# EXERCISE OBJECTIVE
Copy out the part of the records that opens with the line containing "volume-legend-swatch xyxy=(18,435,26,443)" and closes with the line containing "draw-pen-button[interactable] xyxy=(744,184,775,213)", putting "clickable" wherever "interactable" appears and changing nothing else.

# THE DATA
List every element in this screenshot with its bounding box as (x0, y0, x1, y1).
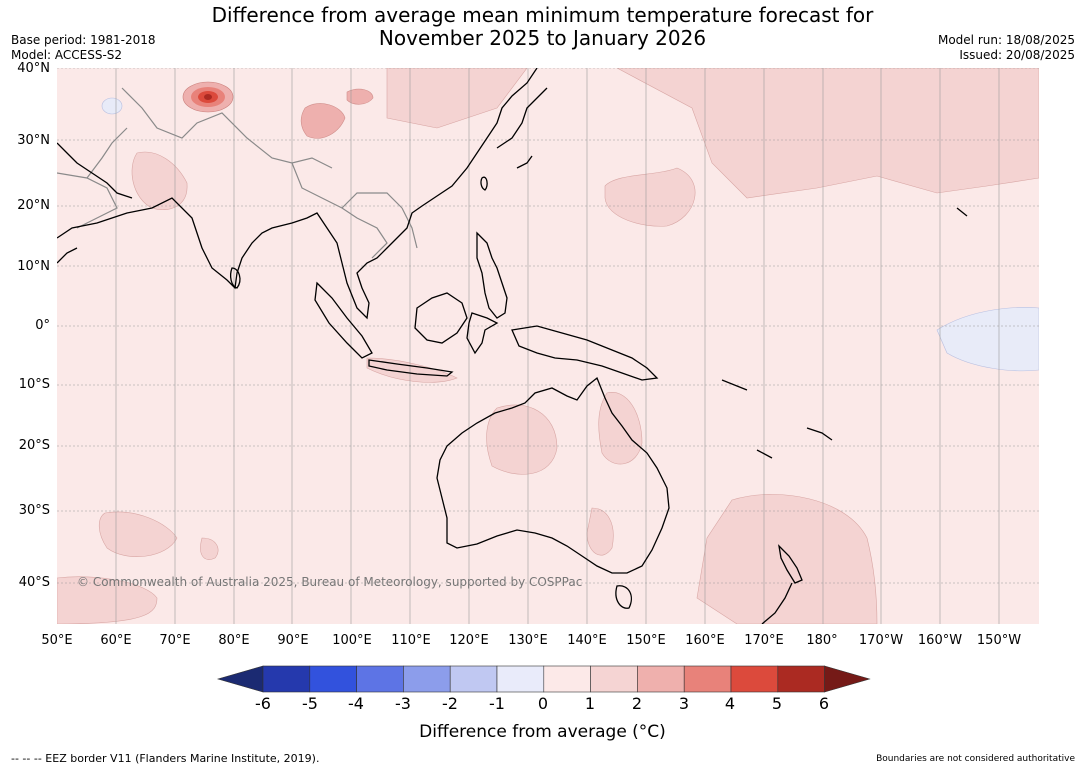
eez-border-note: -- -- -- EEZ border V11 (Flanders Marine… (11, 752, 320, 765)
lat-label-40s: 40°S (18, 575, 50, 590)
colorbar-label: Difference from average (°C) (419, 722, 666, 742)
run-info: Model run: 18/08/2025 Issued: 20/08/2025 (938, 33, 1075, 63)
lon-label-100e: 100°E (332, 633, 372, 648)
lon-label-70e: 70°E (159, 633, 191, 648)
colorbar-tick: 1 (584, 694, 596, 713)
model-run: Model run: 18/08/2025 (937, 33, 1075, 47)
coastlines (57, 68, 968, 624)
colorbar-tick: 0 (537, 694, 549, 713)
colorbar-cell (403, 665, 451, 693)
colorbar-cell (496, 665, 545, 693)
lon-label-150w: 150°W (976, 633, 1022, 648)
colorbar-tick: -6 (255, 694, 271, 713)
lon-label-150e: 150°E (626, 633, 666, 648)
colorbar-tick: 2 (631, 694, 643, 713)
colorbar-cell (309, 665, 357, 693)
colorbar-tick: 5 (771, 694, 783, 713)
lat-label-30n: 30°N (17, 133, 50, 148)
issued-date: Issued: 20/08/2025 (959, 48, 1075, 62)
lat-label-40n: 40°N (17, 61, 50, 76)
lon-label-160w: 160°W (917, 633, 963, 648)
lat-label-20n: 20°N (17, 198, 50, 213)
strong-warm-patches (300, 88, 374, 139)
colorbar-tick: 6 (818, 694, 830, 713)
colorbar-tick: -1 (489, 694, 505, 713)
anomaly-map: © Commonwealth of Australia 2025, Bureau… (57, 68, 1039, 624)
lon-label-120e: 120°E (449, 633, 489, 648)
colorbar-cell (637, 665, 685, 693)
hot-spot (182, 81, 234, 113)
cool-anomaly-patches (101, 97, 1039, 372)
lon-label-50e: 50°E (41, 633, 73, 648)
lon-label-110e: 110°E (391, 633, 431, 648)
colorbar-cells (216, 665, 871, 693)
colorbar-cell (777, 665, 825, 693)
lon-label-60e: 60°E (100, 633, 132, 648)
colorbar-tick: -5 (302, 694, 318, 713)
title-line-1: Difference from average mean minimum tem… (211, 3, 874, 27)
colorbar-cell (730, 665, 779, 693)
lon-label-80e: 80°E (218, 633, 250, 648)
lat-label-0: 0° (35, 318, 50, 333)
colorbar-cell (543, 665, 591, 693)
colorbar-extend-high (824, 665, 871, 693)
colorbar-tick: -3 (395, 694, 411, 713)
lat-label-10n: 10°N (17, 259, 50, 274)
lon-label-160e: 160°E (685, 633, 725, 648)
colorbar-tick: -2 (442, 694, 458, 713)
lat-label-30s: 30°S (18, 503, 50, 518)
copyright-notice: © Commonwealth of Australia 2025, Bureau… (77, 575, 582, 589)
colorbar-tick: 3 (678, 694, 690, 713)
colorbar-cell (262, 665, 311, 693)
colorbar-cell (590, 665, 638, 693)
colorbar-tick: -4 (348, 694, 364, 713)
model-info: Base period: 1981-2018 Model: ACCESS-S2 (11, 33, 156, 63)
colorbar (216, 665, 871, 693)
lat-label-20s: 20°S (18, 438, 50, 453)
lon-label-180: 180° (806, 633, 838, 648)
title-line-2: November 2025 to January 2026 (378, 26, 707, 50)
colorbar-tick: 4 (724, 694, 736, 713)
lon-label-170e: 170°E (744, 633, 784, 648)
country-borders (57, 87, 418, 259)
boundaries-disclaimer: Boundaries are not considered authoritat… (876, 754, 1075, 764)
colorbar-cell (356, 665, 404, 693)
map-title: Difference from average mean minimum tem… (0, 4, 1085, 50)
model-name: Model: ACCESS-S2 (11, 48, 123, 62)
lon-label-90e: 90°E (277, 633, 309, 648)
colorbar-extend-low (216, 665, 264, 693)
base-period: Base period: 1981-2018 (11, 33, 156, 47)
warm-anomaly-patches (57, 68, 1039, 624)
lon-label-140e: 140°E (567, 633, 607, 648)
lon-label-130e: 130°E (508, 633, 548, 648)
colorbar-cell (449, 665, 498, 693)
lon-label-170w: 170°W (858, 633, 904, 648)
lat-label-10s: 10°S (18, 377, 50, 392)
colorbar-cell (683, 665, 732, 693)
---
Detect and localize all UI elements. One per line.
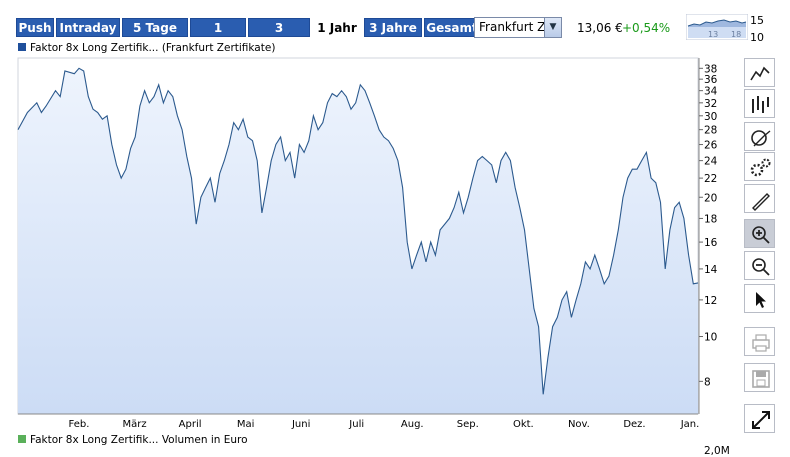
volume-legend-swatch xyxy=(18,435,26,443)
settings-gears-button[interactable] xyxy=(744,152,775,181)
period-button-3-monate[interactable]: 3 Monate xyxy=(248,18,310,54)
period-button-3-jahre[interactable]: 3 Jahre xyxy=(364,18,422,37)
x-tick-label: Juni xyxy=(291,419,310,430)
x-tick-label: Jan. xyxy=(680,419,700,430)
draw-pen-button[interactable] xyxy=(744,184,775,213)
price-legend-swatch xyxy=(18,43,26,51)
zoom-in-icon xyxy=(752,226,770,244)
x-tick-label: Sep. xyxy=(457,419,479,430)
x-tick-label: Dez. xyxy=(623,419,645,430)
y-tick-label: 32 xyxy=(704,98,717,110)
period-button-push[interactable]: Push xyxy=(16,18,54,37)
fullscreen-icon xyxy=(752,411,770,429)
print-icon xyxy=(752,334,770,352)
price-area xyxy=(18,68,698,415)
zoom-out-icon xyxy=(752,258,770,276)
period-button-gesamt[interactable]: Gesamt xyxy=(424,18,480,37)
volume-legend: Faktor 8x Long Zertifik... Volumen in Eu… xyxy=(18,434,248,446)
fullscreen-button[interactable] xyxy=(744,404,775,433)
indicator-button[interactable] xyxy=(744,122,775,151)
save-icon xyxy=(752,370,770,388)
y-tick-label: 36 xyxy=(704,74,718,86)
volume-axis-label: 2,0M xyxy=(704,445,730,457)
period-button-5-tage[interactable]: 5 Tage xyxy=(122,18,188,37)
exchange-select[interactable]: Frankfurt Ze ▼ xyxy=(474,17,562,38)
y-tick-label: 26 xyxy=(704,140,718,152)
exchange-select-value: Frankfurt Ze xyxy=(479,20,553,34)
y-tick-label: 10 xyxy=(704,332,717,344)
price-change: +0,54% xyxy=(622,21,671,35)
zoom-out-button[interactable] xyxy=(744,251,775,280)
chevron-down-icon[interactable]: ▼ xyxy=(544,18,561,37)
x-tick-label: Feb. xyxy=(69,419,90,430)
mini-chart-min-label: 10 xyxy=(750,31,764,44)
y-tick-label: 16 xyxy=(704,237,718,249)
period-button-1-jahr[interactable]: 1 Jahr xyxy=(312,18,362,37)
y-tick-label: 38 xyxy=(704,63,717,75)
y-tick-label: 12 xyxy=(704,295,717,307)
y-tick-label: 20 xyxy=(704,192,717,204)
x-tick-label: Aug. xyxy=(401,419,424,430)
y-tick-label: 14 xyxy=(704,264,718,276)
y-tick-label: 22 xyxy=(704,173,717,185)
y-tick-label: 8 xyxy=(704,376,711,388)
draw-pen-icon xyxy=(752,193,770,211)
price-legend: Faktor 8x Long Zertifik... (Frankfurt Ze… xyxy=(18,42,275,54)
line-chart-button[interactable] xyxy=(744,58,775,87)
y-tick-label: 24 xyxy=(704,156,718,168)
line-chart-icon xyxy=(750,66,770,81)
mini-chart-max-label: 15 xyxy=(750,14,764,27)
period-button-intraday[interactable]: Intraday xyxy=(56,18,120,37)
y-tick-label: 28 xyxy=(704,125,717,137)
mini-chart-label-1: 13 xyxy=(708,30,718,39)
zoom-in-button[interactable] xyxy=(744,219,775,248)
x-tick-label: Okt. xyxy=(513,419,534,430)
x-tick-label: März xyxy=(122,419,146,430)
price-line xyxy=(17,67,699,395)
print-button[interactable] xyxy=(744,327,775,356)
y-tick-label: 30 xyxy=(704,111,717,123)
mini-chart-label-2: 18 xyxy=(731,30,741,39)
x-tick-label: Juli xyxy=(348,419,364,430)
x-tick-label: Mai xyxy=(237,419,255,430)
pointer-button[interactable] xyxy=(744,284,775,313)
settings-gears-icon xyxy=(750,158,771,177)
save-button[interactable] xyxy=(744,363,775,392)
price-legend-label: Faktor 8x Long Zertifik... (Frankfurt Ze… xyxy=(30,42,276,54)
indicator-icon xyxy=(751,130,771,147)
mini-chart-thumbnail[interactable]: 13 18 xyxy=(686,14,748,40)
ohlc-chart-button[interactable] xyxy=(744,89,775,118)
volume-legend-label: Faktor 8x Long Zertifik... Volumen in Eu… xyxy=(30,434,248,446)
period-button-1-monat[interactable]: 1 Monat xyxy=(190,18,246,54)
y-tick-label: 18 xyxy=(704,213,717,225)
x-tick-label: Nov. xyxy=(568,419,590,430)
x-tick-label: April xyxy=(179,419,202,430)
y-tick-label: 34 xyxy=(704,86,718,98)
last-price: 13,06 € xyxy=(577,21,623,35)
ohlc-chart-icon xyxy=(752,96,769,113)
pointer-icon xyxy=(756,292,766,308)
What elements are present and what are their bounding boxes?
...
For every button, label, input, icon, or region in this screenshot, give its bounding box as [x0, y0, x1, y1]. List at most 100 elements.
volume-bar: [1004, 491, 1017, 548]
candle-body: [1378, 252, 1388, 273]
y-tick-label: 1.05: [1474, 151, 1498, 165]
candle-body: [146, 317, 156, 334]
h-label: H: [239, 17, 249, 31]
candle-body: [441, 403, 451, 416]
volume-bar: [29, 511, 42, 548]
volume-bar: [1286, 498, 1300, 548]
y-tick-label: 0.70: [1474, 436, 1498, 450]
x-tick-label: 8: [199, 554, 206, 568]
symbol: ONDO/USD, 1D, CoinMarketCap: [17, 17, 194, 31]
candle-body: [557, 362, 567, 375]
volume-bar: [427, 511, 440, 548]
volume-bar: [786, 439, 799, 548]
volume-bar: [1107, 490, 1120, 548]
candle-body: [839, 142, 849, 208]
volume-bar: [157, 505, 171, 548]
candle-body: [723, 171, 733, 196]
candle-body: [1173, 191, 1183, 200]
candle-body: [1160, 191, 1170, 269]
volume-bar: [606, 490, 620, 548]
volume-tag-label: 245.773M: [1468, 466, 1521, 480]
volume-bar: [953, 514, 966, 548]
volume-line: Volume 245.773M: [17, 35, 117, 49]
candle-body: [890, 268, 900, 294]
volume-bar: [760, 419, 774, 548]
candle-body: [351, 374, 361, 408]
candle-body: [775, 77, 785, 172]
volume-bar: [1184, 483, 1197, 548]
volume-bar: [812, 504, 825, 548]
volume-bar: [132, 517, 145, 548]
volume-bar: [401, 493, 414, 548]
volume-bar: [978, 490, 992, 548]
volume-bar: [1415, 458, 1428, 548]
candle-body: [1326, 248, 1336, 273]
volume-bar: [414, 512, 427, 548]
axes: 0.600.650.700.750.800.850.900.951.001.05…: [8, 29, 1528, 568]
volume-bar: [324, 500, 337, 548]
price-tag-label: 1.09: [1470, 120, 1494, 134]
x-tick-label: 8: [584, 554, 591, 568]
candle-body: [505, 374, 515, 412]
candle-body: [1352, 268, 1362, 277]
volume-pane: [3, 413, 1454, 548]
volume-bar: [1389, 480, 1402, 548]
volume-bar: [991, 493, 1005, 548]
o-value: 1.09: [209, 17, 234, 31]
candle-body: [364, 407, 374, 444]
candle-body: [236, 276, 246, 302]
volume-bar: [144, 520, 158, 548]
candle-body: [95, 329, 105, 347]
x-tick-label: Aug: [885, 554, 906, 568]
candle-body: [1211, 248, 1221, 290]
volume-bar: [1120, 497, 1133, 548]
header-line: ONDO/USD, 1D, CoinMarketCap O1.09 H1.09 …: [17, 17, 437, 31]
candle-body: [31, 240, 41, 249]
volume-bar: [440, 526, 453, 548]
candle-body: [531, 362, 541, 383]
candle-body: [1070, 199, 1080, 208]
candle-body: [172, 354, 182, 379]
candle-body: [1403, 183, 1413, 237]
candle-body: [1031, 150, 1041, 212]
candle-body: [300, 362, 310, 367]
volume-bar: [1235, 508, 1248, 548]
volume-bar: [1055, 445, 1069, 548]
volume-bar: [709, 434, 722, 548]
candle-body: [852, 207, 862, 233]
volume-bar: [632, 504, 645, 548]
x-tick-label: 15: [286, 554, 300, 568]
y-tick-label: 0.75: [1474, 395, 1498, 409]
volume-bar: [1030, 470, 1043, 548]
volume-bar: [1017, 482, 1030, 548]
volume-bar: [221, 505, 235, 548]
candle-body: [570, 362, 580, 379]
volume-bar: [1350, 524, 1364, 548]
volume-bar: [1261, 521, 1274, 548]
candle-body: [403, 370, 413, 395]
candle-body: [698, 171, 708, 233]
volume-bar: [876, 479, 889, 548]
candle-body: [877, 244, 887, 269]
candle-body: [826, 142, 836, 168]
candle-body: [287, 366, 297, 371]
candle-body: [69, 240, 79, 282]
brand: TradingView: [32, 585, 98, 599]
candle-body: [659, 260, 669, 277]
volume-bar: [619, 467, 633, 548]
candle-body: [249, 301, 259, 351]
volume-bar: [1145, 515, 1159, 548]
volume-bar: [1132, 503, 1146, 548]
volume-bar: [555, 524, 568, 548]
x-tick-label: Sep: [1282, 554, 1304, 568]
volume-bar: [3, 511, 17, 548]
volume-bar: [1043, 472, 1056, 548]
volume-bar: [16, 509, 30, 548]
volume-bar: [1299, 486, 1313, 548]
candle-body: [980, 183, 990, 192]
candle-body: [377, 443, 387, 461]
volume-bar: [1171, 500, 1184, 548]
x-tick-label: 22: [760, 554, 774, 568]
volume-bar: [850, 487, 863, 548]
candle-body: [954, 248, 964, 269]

# ANSWER TO THIS TASK
volume-legend-swatch xyxy=(18,435,26,443)
settings-gears-button[clickable] xyxy=(744,152,775,181)
period-button-3-monate[clickable]: 3 Monate xyxy=(248,18,310,54)
period-button-3-jahre[clickable]: 3 Jahre xyxy=(364,18,422,37)
x-tick-label: Juni xyxy=(291,419,310,430)
x-tick-label: Jan. xyxy=(680,419,700,430)
draw-pen-button[clickable] xyxy=(744,184,775,213)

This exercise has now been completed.